# Assignment
Each record below must be retyped exactly, with nothing left out.

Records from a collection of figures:

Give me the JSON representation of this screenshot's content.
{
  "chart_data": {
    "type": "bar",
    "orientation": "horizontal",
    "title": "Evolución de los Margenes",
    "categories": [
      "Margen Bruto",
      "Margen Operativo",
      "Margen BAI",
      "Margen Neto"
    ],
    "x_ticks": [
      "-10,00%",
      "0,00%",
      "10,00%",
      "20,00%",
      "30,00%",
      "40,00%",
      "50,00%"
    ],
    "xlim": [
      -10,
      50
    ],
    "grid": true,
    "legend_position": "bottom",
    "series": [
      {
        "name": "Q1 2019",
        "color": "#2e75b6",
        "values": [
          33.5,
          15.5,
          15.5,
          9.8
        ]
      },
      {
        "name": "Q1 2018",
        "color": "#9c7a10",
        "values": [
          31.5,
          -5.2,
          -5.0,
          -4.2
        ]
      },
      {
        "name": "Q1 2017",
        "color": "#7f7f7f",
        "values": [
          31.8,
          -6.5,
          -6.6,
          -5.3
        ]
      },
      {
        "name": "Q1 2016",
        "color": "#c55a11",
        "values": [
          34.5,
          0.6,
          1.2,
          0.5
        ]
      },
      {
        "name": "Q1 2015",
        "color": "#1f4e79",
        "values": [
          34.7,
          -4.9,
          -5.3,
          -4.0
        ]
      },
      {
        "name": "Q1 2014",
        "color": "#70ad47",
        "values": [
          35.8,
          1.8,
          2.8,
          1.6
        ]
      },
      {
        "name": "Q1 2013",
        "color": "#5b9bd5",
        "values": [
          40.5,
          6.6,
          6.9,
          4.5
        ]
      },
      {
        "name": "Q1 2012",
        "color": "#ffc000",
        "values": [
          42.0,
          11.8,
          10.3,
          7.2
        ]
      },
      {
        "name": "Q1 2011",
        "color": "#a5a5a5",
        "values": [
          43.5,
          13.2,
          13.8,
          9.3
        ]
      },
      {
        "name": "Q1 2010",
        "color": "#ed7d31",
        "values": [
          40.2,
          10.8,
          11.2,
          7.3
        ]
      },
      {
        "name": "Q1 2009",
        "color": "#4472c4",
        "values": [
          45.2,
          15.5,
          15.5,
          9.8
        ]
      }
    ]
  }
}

# Output
Give me the JSON representation of this screenshot's content.
{
  "chart_data": {
    "type": "bar",
    "orientation": "horizontal",
    "title": "Evolución de los Margenes",
    "categories": [
      "Margen Bruto",
      "Margen Operativo",
      "Margen BAI",
      "Margen Neto"
    ],
    "x_ticks": [
      "-10,00%",
      "0,00%",
      "10,00%",
      "20,00%",
      "30,00%",
      "40,00%",
      "50,00%"
    ],
    "xlim": [
      -10,
      50
    ],
    "grid": true,
    "legend_position": "bottom",
    "series": [
      {
        "name": "Q1 2019",
        "color": "#2e75b6",
        "values": [
          33.5,
          15.5,
          15.5,
          9.8
        ]
      },
      {
        "name": "Q1 2018",
        "color": "#9c7a10",
        "values": [
          31.5,
          -5.2,
          -5.0,
          -4.2
        ]
      },
      {
        "name": "Q1 2017",
        "color": "#7f7f7f",
        "values": [
          31.8,
          -6.5,
          -6.6,
          -5.3
        ]
      },
      {
        "name": "Q1 2016",
        "color": "#c55a11",
        "values": [
          34.5,
          0.6,
          1.2,
          0.5
        ]
      },
      {
        "name": "Q1 2015",
        "color": "#1f4e79",
        "values": [
          34.7,
          -4.9,
          -5.3,
          -4.0
        ]
      },
      {
        "name": "Q1 2014",
        "color": "#70ad47",
        "values": [
          35.8,
          1.8,
          2.8,
          1.6
        ]
      },
      {
        "name": "Q1 2013",
        "color": "#5b9bd5",
        "values": [
          40.5,
          6.6,
          6.9,
          4.5
        ]
      },
      {
        "name": "Q1 2012",
        "color": "#ffc000",
        "values": [
          42.0,
          11.8,
          10.3,
          7.2
        ]
      },
      {
        "name": "Q1 2011",
        "color": "#a5a5a5",
        "values": [
          43.5,
          13.2,
          13.8,
          9.3
        ]
      },
      {
        "name": "Q1 2010",
        "color": "#ed7d31",
        "values": [
          40.2,
          10.8,
          11.2,
          7.3
        ]
      },
      {
        "name": "Q1 2009",
        "color": "#4472c4",
        "values": [
          45.2,
          15.5,
          15.5,
          9.8
        ]
      }
    ]
  }
}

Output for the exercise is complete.